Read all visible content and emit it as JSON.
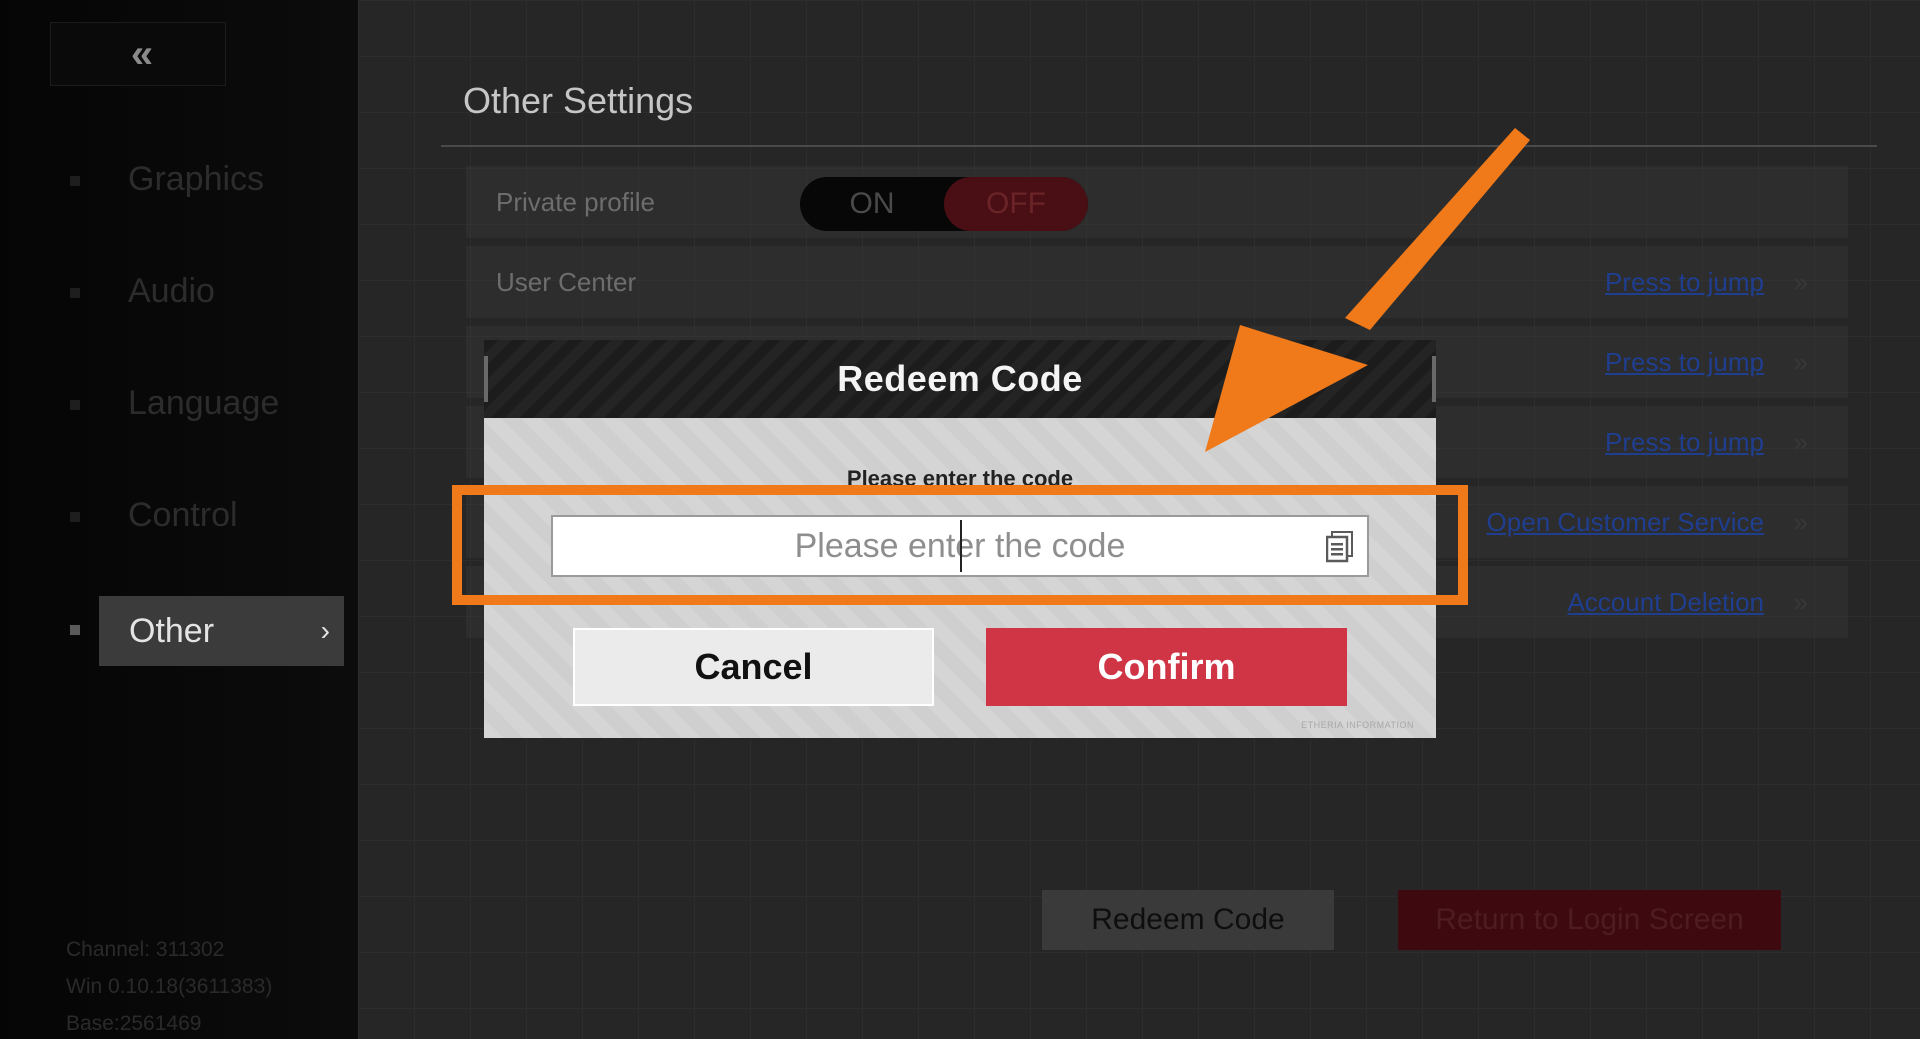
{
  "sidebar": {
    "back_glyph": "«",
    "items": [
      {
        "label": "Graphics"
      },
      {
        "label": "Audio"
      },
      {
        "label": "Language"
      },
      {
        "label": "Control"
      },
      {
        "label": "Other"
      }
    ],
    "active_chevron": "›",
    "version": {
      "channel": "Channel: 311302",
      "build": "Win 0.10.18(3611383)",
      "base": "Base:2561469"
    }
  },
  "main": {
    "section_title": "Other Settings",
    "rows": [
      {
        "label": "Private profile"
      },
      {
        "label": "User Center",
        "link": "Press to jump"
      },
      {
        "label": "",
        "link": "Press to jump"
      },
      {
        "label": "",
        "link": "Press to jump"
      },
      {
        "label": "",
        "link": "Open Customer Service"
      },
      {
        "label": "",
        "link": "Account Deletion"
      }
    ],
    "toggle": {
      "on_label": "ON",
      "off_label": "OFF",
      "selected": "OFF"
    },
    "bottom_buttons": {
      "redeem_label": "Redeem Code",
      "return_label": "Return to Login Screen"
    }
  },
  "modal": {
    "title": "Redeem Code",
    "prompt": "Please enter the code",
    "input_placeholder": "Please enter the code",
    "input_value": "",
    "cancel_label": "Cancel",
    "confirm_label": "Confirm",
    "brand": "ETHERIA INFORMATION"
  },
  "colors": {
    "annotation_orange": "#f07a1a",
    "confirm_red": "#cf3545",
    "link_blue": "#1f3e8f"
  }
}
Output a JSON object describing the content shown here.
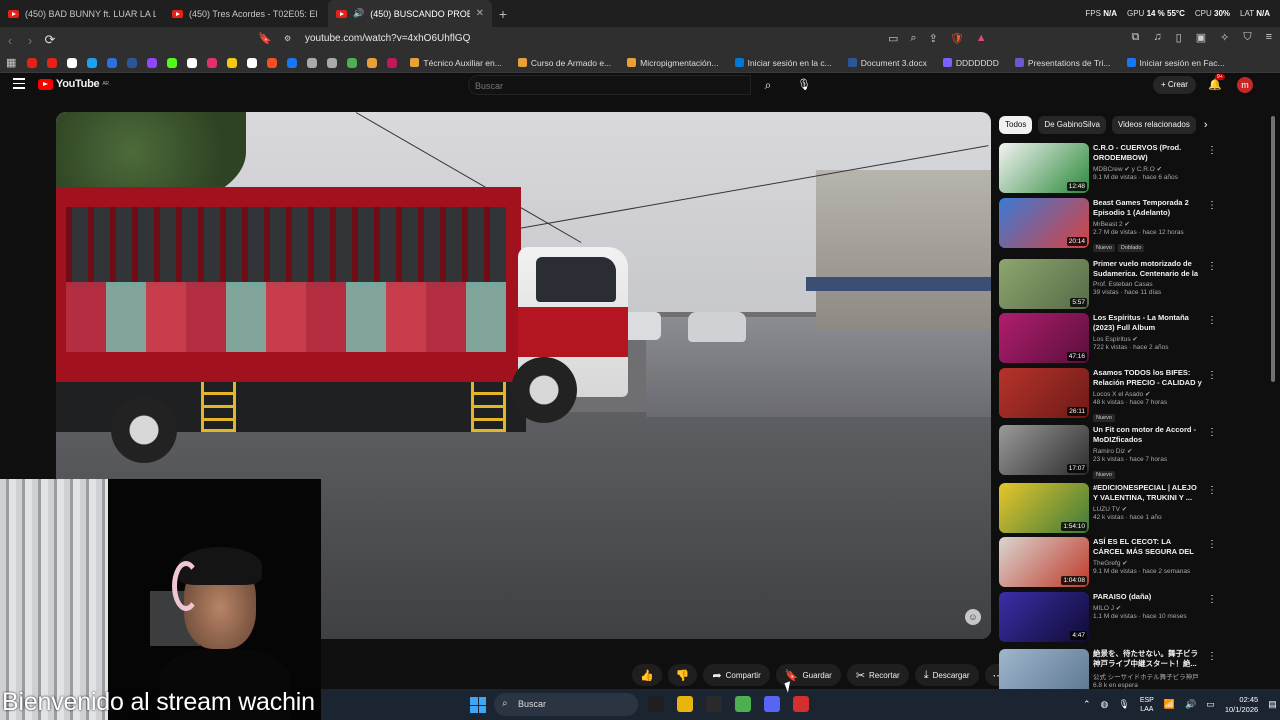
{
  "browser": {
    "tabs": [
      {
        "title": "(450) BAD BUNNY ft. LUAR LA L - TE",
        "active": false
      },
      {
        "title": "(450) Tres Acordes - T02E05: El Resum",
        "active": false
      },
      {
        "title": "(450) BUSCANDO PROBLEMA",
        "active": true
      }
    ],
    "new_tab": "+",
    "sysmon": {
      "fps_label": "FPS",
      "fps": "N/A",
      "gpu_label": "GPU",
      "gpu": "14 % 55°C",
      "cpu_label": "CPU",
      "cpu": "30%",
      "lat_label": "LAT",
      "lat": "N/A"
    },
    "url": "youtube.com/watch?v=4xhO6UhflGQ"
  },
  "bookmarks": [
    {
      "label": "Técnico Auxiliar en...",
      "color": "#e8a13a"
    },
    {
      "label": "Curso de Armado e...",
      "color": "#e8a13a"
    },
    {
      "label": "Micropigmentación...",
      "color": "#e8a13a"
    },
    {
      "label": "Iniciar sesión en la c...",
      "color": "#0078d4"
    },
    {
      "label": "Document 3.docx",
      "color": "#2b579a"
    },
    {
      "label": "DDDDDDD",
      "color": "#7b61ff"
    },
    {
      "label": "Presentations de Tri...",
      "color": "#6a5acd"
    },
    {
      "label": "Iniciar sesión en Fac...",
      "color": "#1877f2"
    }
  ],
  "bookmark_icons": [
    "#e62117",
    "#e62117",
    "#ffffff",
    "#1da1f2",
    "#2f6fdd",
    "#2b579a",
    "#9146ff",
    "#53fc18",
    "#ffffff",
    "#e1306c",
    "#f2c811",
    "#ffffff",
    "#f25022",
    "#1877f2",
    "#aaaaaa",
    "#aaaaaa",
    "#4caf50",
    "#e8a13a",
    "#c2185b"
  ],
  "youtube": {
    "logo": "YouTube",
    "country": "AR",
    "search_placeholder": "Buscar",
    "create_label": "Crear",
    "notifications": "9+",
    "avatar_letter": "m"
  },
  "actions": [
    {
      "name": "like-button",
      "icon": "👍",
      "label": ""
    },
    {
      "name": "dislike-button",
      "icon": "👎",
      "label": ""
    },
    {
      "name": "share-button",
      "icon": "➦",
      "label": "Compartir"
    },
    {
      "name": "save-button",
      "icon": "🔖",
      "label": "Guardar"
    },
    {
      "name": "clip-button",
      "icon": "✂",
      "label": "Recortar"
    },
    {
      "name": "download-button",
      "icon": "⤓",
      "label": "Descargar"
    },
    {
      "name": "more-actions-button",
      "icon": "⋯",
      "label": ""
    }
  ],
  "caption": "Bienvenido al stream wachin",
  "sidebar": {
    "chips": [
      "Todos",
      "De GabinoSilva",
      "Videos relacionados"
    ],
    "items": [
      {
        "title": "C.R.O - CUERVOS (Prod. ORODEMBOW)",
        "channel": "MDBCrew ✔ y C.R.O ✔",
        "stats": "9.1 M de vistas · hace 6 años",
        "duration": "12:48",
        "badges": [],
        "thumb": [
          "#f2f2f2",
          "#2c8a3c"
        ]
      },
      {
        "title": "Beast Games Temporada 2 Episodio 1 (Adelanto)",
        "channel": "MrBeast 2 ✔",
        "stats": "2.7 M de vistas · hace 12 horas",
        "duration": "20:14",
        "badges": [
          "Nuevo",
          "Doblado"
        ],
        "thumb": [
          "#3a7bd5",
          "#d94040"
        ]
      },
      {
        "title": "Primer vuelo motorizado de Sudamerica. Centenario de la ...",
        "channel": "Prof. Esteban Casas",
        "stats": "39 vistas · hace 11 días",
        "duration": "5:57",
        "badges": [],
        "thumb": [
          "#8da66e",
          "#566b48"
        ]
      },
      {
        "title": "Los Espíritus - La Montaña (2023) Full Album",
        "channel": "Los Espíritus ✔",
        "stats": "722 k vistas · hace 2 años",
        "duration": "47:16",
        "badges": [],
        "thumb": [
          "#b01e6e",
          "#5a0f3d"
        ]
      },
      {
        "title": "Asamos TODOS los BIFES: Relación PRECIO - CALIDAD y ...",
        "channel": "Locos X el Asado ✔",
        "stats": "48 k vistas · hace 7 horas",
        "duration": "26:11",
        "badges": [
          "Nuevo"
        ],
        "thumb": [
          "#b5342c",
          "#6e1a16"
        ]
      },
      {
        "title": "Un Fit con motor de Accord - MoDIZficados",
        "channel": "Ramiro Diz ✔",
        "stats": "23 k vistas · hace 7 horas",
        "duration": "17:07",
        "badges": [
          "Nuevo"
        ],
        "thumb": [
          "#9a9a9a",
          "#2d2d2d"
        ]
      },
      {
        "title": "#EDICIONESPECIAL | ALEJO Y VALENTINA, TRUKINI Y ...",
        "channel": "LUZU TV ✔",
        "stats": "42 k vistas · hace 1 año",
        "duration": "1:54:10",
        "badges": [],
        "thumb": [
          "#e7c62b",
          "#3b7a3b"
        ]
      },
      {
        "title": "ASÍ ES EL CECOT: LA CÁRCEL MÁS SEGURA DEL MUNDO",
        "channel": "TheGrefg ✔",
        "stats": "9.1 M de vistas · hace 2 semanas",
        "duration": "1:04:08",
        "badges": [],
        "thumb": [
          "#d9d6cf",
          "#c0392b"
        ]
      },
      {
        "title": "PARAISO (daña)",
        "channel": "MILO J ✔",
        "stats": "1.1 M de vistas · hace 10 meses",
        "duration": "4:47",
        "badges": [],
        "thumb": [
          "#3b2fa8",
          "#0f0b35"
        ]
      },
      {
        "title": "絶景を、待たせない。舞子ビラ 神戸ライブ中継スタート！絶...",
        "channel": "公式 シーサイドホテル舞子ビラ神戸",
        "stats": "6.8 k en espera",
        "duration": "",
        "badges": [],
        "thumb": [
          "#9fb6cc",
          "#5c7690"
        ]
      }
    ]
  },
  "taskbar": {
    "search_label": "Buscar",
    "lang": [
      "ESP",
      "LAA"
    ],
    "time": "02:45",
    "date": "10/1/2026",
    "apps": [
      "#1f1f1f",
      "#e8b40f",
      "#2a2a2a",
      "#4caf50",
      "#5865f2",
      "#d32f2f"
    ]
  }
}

☆ ☆ ☆ ☆ ☆ ☆ ☆

**What the task asks:**
From the data above, copy each line that holds "channel".

**Task answer:**
      "channel": "Channel: 311302",
        "channel": "MDBCrew ✔ y C.R.O ✔",
        "channel": "MrBeast 2 ✔",
        "channel": "Prof. Esteban Casas",
        "channel": "Los Espíritus ✔",
        "channel": "Locos X el Asado ✔",
        "channel": "Ramiro Diz ✔",
        "channel": "LUZU TV ✔",
        "channel": "TheGrefg ✔",
        "channel": "MILO J ✔",
        "channel": "公式 シーサイドホテル舞子ビラ神戸",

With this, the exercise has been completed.